===== EXERCISE DATA =====

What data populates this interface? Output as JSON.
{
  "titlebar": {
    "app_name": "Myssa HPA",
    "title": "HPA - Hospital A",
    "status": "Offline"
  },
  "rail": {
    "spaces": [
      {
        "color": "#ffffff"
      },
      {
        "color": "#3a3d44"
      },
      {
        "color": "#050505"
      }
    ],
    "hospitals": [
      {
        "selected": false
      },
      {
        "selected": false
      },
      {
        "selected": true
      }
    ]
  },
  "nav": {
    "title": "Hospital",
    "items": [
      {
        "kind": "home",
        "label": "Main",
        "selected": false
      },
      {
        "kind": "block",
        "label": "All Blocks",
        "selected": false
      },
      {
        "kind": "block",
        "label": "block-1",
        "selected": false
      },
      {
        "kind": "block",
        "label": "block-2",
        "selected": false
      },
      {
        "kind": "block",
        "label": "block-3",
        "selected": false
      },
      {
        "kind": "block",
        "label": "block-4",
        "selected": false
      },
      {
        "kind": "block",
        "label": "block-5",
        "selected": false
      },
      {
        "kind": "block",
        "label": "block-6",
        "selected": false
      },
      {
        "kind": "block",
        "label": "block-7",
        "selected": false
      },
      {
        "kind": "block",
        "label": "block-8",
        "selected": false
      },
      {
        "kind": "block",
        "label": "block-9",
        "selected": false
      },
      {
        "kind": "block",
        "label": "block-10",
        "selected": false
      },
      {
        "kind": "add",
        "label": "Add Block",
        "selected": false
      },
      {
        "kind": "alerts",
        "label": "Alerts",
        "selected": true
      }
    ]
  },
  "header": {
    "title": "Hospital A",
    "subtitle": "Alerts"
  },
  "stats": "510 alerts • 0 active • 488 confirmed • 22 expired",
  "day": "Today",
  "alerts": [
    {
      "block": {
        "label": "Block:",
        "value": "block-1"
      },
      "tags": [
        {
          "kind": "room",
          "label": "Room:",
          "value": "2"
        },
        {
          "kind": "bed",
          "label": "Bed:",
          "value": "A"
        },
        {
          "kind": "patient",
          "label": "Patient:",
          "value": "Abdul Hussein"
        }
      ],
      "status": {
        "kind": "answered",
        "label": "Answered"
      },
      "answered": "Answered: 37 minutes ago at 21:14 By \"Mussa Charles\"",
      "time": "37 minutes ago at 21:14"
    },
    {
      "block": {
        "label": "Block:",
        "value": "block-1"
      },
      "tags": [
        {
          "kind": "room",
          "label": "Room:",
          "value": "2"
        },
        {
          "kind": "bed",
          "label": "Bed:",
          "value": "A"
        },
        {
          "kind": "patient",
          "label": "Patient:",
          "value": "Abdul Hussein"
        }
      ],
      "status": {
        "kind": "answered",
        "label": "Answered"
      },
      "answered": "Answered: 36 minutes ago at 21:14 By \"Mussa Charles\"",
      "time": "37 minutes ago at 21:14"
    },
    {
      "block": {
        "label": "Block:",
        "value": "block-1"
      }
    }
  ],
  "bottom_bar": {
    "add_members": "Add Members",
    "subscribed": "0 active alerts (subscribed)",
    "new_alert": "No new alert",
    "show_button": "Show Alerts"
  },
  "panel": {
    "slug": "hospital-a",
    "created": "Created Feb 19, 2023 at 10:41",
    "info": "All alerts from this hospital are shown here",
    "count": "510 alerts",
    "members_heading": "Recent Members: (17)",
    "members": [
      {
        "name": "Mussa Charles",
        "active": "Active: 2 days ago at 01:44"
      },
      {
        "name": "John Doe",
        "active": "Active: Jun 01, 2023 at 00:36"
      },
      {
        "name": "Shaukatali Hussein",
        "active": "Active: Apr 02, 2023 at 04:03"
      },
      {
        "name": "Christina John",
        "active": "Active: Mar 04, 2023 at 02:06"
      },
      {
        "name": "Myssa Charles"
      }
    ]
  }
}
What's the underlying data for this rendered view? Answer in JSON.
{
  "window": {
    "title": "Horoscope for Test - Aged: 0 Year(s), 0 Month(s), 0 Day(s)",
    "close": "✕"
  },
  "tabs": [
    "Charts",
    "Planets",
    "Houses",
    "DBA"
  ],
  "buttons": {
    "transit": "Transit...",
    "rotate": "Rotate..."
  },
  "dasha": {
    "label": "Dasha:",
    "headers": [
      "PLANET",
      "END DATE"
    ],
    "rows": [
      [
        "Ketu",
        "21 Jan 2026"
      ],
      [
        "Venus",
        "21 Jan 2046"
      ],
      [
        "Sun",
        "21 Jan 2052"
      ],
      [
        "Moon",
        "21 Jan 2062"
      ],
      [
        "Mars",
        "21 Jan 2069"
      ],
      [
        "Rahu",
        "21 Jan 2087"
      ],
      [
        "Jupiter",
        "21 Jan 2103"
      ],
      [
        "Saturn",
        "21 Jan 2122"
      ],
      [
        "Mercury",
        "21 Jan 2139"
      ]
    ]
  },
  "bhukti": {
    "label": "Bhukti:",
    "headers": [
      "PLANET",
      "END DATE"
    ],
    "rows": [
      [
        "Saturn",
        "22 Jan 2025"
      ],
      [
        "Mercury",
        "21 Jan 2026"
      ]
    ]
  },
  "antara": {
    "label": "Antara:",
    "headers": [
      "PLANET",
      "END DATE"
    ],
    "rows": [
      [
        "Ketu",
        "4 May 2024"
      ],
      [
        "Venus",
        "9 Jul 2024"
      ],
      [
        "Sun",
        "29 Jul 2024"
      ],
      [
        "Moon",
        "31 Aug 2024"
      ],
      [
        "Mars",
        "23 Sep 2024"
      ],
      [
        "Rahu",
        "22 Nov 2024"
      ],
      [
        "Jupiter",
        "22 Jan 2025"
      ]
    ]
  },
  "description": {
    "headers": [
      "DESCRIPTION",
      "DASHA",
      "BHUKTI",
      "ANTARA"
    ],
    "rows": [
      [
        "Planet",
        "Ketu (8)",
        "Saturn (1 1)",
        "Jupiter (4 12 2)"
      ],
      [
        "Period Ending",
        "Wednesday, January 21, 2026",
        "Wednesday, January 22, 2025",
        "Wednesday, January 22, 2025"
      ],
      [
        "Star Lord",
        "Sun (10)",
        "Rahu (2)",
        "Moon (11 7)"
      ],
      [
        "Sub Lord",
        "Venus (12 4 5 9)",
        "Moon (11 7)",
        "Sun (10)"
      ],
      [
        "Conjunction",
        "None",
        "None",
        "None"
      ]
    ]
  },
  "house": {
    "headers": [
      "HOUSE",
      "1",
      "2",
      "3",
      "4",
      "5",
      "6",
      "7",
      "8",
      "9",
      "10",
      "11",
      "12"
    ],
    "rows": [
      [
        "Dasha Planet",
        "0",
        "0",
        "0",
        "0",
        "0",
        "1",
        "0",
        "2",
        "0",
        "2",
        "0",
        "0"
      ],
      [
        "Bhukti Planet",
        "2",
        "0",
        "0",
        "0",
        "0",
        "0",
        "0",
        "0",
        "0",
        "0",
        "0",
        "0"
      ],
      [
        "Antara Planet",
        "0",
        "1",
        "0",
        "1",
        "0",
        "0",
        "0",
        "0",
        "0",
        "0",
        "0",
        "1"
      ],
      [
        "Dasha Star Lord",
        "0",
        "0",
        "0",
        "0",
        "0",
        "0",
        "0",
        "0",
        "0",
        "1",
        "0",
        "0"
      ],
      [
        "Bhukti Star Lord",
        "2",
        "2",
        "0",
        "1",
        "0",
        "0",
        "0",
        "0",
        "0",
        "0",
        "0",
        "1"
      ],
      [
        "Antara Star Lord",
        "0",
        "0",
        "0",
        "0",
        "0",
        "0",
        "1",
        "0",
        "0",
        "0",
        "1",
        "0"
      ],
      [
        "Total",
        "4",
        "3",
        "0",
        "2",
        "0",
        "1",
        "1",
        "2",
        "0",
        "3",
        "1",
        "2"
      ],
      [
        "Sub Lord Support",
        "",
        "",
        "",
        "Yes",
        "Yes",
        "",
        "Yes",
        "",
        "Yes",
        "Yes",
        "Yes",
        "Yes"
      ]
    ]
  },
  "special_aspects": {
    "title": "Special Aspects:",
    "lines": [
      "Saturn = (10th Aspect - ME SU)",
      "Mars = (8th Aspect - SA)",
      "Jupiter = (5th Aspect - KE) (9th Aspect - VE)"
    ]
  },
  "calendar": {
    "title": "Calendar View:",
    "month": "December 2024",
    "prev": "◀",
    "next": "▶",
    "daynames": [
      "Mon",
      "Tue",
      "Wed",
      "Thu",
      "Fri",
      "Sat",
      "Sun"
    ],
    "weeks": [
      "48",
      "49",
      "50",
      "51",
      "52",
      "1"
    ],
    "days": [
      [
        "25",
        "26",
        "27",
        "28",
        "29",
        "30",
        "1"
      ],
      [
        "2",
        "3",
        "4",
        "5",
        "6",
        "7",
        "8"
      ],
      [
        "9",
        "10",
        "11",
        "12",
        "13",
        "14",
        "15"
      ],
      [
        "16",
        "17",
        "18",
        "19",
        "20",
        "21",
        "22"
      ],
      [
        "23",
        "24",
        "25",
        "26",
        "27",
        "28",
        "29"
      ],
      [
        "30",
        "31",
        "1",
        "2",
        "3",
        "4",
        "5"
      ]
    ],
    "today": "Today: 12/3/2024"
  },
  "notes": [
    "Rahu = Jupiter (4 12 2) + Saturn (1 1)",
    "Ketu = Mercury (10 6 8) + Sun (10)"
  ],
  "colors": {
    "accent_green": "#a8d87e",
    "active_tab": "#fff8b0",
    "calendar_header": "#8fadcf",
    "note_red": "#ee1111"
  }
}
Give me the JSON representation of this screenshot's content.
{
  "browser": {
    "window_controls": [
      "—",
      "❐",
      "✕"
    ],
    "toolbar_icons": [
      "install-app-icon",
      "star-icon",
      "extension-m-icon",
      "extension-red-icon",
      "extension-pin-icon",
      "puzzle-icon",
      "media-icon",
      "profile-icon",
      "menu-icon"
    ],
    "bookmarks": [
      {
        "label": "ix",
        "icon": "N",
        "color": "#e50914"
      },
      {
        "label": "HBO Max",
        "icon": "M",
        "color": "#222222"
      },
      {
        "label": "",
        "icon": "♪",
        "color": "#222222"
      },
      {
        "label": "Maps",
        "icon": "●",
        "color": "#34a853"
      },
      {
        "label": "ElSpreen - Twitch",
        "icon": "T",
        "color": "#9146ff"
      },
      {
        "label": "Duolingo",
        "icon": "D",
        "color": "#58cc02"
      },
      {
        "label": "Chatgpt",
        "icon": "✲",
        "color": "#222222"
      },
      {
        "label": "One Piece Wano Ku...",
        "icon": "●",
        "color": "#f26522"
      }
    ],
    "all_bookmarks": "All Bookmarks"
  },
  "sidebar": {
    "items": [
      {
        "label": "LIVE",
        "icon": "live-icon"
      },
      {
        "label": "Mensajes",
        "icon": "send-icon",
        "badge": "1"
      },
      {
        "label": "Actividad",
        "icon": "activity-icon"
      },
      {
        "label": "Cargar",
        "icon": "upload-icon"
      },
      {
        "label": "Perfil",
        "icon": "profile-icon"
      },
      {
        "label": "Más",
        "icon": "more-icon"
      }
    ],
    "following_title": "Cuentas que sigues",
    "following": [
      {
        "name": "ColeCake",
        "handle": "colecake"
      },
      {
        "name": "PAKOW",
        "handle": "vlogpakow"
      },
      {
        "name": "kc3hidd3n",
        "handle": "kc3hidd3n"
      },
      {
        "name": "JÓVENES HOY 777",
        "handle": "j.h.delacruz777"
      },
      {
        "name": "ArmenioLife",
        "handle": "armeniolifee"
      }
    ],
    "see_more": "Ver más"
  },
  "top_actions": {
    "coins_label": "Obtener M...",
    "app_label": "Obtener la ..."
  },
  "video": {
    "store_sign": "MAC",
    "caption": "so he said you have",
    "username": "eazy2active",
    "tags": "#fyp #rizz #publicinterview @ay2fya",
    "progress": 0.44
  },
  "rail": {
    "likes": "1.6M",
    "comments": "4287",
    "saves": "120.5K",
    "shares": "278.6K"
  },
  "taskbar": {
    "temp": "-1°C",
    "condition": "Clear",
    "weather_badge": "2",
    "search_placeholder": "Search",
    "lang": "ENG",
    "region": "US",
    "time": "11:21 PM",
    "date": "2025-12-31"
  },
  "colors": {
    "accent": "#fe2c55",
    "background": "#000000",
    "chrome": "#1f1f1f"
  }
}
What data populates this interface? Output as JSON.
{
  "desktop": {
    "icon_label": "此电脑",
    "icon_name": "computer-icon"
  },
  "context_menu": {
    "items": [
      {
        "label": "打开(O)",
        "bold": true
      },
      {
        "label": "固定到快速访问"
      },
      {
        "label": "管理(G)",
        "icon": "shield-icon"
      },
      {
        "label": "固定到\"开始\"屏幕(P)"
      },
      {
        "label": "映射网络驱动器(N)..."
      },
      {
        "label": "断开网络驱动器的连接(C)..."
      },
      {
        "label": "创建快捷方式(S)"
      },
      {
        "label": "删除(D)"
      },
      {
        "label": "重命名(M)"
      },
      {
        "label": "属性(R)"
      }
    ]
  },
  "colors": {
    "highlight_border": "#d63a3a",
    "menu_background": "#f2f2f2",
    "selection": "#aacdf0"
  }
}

=====

▸ **TASK DIRECTIONS**: Answer with one number: how many lines of the entries above include the word "extension".

▸ **OUTPUT**: 3